What to work on:
Search the entries below. Return every line that has "rest" in it.

- - -

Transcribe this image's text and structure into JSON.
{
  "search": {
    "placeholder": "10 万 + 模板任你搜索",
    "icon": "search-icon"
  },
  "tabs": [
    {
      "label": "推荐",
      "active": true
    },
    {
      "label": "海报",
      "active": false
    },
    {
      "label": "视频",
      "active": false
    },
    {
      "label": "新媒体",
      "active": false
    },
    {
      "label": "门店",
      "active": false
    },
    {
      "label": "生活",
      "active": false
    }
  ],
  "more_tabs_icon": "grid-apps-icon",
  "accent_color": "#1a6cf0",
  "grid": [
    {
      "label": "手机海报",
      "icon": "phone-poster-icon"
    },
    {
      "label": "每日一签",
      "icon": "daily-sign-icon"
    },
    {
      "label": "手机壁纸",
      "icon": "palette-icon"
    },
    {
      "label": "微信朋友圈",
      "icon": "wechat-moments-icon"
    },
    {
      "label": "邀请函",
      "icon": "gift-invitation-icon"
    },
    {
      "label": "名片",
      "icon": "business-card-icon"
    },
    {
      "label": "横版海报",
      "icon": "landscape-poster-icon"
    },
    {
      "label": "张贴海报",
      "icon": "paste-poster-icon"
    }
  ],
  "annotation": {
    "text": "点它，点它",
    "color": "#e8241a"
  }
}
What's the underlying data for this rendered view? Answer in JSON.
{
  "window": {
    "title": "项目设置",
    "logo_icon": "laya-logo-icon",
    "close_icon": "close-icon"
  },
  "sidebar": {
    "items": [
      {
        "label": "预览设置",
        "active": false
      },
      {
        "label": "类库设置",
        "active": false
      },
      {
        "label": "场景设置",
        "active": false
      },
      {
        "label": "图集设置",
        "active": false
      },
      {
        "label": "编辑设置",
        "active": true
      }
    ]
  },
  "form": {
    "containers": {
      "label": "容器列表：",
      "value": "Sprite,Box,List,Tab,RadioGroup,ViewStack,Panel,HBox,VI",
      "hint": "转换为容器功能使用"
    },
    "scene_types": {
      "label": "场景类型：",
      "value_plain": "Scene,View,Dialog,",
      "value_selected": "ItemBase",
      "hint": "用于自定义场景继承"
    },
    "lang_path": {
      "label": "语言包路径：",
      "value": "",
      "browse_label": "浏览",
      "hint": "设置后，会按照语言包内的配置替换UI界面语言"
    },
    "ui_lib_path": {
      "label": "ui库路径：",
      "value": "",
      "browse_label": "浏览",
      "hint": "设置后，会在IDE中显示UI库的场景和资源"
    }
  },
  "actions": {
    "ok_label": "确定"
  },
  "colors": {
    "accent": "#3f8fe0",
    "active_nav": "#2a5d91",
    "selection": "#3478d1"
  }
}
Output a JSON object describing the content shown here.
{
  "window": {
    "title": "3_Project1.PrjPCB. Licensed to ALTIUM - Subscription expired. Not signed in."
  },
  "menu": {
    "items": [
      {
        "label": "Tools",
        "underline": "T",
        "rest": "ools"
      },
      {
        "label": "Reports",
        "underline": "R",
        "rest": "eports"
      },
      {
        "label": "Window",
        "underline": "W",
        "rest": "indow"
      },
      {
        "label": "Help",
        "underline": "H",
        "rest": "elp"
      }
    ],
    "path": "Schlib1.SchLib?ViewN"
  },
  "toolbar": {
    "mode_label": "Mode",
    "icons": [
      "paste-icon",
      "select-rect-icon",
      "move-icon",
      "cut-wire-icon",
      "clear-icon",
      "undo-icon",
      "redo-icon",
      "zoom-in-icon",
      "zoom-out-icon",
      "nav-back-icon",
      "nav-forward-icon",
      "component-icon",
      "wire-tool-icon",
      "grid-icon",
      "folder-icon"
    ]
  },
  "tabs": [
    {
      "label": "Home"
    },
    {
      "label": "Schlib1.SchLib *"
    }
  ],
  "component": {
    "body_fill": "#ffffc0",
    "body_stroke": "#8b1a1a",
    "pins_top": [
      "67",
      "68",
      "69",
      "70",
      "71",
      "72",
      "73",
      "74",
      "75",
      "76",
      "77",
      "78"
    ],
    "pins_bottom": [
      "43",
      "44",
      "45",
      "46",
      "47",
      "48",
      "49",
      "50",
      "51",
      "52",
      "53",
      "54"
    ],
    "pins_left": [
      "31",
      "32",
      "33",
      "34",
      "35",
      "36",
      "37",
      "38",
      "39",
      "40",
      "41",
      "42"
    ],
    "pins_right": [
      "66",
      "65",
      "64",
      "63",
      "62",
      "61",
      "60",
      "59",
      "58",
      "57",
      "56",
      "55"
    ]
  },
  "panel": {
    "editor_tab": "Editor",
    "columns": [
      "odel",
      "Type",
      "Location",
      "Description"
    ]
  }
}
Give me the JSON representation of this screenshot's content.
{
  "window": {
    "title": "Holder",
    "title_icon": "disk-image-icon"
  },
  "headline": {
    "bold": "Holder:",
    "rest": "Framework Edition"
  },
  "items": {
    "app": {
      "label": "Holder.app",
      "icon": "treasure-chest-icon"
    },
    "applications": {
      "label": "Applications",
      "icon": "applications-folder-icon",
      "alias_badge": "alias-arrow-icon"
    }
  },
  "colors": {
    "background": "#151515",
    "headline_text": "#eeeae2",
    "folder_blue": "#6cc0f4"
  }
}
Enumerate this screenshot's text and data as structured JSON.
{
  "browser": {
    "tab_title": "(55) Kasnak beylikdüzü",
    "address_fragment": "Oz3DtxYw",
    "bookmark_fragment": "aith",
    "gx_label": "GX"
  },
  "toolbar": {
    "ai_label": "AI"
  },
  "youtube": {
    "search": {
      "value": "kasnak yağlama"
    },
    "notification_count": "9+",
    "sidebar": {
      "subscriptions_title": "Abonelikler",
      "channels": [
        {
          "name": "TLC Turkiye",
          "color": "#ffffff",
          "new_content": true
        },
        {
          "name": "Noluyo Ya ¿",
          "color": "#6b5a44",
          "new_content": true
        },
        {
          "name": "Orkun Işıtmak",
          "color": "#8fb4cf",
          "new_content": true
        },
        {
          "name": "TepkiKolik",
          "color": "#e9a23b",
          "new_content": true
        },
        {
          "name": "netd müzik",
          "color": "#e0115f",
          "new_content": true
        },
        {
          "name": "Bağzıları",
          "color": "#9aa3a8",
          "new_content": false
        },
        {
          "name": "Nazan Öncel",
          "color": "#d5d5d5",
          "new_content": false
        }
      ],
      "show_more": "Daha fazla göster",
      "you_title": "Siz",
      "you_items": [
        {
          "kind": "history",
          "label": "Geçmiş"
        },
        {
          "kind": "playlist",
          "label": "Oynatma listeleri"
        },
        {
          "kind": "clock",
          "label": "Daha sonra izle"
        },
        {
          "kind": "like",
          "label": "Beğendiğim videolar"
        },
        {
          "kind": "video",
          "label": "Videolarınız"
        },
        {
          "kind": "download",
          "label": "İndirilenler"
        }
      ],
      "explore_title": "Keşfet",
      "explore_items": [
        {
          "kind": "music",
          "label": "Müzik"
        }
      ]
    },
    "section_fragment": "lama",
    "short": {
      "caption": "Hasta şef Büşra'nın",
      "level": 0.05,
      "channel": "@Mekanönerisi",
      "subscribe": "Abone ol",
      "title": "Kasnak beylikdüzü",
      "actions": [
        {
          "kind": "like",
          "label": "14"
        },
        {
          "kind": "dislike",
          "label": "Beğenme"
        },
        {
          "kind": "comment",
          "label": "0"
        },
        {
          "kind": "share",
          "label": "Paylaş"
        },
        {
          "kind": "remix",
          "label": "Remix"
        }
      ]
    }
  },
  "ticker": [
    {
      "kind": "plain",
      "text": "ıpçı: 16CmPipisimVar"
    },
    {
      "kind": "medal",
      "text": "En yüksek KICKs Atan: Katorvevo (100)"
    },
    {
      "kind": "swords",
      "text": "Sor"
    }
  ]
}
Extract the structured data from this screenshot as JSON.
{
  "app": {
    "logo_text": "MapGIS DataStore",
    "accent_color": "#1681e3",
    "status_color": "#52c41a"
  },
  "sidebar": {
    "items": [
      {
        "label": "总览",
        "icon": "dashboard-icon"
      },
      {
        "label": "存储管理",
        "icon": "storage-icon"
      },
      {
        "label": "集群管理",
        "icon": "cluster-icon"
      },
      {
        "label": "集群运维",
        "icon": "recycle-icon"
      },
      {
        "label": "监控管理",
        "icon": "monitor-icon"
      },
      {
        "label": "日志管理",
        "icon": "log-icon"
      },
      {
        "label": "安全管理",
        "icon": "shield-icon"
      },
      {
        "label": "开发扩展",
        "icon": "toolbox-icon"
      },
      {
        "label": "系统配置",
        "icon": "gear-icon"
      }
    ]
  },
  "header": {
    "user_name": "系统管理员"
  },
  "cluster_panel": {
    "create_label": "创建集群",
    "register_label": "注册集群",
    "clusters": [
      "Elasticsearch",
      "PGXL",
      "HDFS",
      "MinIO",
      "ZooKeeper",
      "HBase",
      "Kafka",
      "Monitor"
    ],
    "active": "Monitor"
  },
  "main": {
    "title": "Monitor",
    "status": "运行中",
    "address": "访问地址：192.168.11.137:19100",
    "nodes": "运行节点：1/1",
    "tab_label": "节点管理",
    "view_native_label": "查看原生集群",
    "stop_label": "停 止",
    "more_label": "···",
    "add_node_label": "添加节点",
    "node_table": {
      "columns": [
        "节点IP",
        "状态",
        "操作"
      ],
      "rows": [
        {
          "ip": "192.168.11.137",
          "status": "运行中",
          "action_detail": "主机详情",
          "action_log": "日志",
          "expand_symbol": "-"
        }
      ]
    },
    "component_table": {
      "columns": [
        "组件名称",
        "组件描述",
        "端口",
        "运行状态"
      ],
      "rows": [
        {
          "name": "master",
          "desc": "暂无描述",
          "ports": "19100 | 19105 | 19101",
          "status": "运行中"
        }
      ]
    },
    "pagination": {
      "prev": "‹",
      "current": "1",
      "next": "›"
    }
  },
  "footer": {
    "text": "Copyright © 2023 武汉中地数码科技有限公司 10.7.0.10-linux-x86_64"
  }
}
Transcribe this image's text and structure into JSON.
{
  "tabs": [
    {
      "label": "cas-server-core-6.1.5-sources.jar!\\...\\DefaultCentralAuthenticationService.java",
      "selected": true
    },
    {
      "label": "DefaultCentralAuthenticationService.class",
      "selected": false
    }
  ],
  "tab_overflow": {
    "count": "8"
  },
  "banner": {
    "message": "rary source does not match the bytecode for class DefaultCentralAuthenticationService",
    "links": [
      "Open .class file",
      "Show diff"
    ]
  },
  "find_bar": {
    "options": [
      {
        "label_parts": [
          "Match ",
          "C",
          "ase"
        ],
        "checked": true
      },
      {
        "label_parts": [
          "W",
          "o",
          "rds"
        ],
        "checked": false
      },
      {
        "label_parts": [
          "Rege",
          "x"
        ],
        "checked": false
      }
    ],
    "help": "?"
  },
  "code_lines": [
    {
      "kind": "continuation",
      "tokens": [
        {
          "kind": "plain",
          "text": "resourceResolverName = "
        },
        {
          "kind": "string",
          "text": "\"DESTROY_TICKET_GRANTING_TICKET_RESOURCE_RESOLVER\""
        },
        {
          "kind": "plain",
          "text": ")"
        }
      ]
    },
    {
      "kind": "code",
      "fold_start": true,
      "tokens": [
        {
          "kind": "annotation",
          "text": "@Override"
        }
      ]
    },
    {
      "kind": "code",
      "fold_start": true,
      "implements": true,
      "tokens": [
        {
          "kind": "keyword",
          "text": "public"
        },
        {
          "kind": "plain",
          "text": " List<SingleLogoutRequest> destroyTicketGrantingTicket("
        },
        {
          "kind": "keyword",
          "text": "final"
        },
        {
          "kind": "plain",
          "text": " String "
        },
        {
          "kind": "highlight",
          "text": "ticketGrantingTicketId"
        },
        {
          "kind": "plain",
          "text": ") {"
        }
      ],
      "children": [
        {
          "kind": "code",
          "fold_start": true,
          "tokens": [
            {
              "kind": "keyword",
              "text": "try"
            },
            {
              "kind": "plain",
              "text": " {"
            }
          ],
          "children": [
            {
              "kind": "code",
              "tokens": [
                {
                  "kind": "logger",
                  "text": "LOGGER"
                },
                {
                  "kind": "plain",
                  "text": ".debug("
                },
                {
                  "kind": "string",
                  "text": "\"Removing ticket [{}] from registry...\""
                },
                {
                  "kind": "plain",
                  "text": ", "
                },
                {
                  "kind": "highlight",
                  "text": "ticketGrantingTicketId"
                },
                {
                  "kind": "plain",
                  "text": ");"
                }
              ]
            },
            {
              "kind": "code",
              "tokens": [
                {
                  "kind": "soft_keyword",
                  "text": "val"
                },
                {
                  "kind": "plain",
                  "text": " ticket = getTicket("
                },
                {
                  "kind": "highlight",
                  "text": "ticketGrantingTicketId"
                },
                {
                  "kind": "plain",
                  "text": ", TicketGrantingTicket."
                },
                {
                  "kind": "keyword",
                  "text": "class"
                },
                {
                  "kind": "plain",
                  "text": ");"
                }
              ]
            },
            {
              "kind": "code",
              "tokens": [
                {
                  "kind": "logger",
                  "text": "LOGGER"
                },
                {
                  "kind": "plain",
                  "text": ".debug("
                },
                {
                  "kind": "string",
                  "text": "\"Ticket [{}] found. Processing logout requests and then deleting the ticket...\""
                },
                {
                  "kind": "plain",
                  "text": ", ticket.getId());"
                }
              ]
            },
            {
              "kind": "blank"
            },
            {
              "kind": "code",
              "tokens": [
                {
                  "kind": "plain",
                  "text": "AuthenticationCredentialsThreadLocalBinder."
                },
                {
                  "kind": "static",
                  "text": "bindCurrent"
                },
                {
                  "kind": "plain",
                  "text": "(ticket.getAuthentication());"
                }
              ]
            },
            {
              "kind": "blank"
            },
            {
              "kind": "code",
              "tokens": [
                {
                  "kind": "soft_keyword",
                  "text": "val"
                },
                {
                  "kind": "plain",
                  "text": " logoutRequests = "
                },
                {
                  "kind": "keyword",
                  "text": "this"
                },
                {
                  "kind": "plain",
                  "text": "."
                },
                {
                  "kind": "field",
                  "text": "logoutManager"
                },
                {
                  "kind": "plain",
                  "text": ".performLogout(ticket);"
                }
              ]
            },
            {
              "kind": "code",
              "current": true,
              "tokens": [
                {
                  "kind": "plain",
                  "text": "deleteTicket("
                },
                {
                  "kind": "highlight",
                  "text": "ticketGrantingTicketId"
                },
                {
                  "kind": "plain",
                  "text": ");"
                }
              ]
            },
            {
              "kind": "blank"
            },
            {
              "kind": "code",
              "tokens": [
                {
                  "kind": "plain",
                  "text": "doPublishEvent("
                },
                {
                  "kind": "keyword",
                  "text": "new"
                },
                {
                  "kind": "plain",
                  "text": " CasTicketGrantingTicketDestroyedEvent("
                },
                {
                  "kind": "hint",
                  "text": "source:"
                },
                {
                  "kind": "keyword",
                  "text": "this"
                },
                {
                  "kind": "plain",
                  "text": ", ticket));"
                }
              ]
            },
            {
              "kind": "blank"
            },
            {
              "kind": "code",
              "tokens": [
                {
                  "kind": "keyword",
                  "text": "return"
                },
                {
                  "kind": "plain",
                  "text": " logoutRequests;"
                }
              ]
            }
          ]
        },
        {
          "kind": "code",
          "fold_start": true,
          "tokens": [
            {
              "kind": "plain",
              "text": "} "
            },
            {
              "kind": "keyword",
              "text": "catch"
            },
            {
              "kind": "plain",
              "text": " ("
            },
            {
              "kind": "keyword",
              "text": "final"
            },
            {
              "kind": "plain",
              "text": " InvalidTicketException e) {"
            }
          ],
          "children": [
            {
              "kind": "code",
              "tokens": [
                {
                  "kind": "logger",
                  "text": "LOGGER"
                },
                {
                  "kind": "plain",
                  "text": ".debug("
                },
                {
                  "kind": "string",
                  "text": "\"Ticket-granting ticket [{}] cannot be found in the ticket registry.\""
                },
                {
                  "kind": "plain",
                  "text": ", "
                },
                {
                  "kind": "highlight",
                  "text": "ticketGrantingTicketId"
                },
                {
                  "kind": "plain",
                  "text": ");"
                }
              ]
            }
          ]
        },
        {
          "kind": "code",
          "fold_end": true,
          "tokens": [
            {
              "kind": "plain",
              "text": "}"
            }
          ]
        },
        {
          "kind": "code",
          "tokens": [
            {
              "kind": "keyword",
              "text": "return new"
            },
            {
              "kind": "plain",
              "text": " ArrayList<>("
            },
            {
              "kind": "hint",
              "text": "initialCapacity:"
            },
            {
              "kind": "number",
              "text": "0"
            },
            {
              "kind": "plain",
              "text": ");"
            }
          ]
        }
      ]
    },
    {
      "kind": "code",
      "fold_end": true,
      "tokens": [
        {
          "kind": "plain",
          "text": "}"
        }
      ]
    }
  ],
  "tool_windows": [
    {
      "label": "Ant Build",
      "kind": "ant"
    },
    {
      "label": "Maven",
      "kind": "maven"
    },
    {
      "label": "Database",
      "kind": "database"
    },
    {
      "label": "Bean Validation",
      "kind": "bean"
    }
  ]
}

- - -

Exercise result:
        "rest": "ools"
        "rest": "eports"
        "rest": "indow"
        "rest": "elp"
    "rest": "Framework Edition"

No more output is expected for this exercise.